----- TASK INPUT

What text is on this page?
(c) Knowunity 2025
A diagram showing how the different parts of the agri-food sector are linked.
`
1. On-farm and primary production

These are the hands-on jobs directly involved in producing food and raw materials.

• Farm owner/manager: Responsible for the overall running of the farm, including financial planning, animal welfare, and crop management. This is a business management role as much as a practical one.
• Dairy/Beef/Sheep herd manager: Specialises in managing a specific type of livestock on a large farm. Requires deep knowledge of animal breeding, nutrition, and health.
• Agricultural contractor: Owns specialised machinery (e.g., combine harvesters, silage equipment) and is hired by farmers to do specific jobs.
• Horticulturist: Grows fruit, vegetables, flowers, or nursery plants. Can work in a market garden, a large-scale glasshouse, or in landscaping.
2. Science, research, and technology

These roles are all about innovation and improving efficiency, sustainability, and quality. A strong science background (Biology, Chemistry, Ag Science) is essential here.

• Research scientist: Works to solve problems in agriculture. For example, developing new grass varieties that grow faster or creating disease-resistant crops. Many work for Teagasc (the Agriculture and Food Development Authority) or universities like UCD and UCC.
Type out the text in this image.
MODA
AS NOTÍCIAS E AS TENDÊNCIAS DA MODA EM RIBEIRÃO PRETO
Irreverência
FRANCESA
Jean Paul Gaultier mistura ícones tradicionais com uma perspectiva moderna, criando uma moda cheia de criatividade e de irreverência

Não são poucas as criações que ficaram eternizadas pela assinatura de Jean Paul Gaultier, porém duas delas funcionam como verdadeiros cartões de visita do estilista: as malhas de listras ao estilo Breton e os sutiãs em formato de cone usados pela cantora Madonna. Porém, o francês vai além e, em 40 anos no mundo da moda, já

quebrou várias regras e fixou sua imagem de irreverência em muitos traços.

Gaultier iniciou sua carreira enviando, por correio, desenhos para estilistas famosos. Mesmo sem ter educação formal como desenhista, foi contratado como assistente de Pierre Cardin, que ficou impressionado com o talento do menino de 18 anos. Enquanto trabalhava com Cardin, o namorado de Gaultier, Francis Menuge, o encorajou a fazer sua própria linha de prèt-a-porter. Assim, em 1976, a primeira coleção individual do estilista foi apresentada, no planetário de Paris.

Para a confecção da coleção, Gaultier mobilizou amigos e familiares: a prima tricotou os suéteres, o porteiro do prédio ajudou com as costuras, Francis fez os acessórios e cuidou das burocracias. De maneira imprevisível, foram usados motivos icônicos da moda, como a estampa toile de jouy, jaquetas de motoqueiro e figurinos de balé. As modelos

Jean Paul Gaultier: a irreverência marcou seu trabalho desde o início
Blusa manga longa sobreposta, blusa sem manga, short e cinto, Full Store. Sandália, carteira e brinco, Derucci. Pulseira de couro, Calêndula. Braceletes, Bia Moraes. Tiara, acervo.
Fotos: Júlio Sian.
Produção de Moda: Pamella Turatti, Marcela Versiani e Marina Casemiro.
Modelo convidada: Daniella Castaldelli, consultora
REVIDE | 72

----------

- SET TASK -
Extract the entries above verbatim.

- COMPLETED EXERCISE -
What text is on this page?
(c) Knowunity 2025
A diagram showing how the different parts of the agri-food sector are linked.
`
1. On-farm and primary production

These are the hands-on jobs directly involved in producing food and raw materials.

• Farm owner/manager: Responsible for the overall running of the farm, including financial planning, animal welfare, and crop management. This is a business management role as much as a practical one.
• Dairy/Beef/Sheep herd manager: Specialises in managing a specific type of livestock on a large farm. Requires deep knowledge of animal breeding, nutrition, and health.
• Agricultural contractor: Owns specialised machinery (e.g., combine harvesters, silage equipment) and is hired by farmers to do specific jobs.
• Horticulturist: Grows fruit, vegetables, flowers, or nursery plants. Can work in a market garden, a large-scale glasshouse, or in landscaping.
2. Science, research, and technology

These roles are all about innovation and improving efficiency, sustainability, and quality. A strong science background (Biology, Chemistry, Ag Science) is essential here.

• Research scientist: Works to solve problems in agriculture. For example, developing new grass varieties that grow faster or creating disease-resistant crops. Many work for Teagasc (the Agriculture and Food Development Authority) or universities like UCD and UCC.
Type out the text in this image.
MODA
AS NOTÍCIAS E AS TENDÊNCIAS DA MODA EM RIBEIRÃO PRETO
Irreverência
FRANCESA
Jean Paul Gaultier mistura ícones tradicionais com uma perspectiva moderna, criando uma moda cheia de criatividade e de irreverência

Não são poucas as criações que ficaram eternizadas pela assinatura de Jean Paul Gaultier, porém duas delas funcionam como verdadeiros cartões de visita do estilista: as malhas de listras ao estilo Breton e os sutiãs em formato de cone usados pela cantora Madonna. Porém, o francês vai além e, em 40 anos no mundo da moda, já

quebrou várias regras e fixou sua imagem de irreverência em muitos traços.

Gaultier iniciou sua carreira enviando, por correio, desenhos para estilistas famosos. Mesmo sem ter educação formal como desenhista, foi contratado como assistente de Pierre Cardin, que ficou impressionado com o talento do menino de 18 anos. Enquanto trabalhava com Cardin, o namorado de Gaultier, Francis Menuge, o encorajou a fazer sua própria linha de prèt-a-porter. Assim, em 1976, a primeira coleção individual do estilista foi apresentada, no planetário de Paris.

Para a confecção da coleção, Gaultier mobilizou amigos e familiares: a prima tricotou os suéteres, o porteiro do prédio ajudou com as costuras, Francis fez os acessórios e cuidou das burocracias. De maneira imprevisível, foram usados motivos icônicos da moda, como a estampa toile de jouy, jaquetas de motoqueiro e figurinos de balé. As modelos

Jean Paul Gaultier: a irreverência marcou seu trabalho desde o início
Blusa manga longa sobreposta, blusa sem manga, short e cinto, Full Store. Sandália, carteira e brinco, Derucci. Pulseira de couro, Calêndula. Braceletes, Bia Moraes. Tiara, acervo.
Fotos: Júlio Sian.
Produção de Moda: Pamella Turatti, Marcela Versiani e Marina Casemiro.
Modelo convidada: Daniella Castaldelli, consultora
REVIDE | 72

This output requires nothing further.